• **Job**: Write down every entry below once more, exactly.

Extracted data entries
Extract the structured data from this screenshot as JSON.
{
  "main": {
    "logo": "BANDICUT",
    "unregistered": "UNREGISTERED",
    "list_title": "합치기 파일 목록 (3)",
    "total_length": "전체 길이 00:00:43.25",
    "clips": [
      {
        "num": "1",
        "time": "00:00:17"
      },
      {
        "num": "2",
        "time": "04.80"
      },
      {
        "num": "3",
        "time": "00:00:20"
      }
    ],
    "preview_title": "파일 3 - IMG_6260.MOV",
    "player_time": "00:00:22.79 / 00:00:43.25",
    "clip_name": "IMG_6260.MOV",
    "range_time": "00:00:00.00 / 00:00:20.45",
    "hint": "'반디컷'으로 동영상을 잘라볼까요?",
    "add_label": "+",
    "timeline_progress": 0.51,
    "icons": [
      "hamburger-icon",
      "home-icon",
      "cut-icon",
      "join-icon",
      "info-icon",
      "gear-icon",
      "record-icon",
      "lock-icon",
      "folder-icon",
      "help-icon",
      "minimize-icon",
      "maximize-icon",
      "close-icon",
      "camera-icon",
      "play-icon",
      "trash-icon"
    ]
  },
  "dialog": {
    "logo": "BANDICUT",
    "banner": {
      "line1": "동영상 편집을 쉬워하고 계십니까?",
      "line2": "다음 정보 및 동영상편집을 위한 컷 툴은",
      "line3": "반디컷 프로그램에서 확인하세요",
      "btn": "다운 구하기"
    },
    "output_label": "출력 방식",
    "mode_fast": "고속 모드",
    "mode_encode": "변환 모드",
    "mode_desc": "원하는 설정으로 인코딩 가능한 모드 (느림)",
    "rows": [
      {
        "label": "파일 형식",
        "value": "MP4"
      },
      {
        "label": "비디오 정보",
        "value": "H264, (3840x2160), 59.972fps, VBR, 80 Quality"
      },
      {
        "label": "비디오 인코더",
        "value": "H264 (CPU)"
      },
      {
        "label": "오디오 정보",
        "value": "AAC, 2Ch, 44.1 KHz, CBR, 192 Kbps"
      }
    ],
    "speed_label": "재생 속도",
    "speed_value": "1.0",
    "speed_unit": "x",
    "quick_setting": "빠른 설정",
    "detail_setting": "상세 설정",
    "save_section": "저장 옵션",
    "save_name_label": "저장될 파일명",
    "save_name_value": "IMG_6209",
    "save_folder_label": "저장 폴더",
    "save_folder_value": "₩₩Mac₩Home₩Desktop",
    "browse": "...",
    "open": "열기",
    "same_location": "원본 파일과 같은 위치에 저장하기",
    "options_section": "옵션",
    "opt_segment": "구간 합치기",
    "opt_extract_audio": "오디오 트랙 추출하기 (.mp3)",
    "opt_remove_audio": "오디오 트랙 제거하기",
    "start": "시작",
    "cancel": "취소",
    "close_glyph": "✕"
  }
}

• **Full response**:
Extract the structured data from this screenshot as JSON.
{
  "main": {
    "logo": "BANDICUT",
    "unregistered": "UNREGISTERED",
    "list_title": "합치기 파일 목록 (3)",
    "total_length": "전체 길이 00:00:43.25",
    "clips": [
      {
        "num": "1",
        "time": "00:00:17"
      },
      {
        "num": "2",
        "time": "04.80"
      },
      {
        "num": "3",
        "time": "00:00:20"
      }
    ],
    "preview_title": "파일 3 - IMG_6260.MOV",
    "player_time": "00:00:22.79 / 00:00:43.25",
    "clip_name": "IMG_6260.MOV",
    "range_time": "00:00:00.00 / 00:00:20.45",
    "hint": "'반디컷'으로 동영상을 잘라볼까요?",
    "add_label": "+",
    "timeline_progress": 0.51,
    "icons": [
      "hamburger-icon",
      "home-icon",
      "cut-icon",
      "join-icon",
      "info-icon",
      "gear-icon",
      "record-icon",
      "lock-icon",
      "folder-icon",
      "help-icon",
      "minimize-icon",
      "maximize-icon",
      "close-icon",
      "camera-icon",
      "play-icon",
      "trash-icon"
    ]
  },
  "dialog": {
    "logo": "BANDICUT",
    "banner": {
      "line1": "동영상 편집을 쉬워하고 계십니까?",
      "line2": "다음 정보 및 동영상편집을 위한 컷 툴은",
      "line3": "반디컷 프로그램에서 확인하세요",
      "btn": "다운 구하기"
    },
    "output_label": "출력 방식",
    "mode_fast": "고속 모드",
    "mode_encode": "변환 모드",
    "mode_desc": "원하는 설정으로 인코딩 가능한 모드 (느림)",
    "rows": [
      {
        "label": "파일 형식",
        "value": "MP4"
      },
      {
        "label": "비디오 정보",
        "value": "H264, (3840x2160), 59.972fps, VBR, 80 Quality"
      },
      {
        "label": "비디오 인코더",
        "value": "H264 (CPU)"
      },
      {
        "label": "오디오 정보",
        "value": "AAC, 2Ch, 44.1 KHz, CBR, 192 Kbps"
      }
    ],
    "speed_label": "재생 속도",
    "speed_value": "1.0",
    "speed_unit": "x",
    "quick_setting": "빠른 설정",
    "detail_setting": "상세 설정",
    "save_section": "저장 옵션",
    "save_name_label": "저장될 파일명",
    "save_name_value": "IMG_6209",
    "save_folder_label": "저장 폴더",
    "save_folder_value": "₩₩Mac₩Home₩Desktop",
    "browse": "...",
    "open": "열기",
    "same_location": "원본 파일과 같은 위치에 저장하기",
    "options_section": "옵션",
    "opt_segment": "구간 합치기",
    "opt_extract_audio": "오디오 트랙 추출하기 (.mp3)",
    "opt_remove_audio": "오디오 트랙 제거하기",
    "start": "시작",
    "cancel": "취소",
    "close_glyph": "✕"
  }
}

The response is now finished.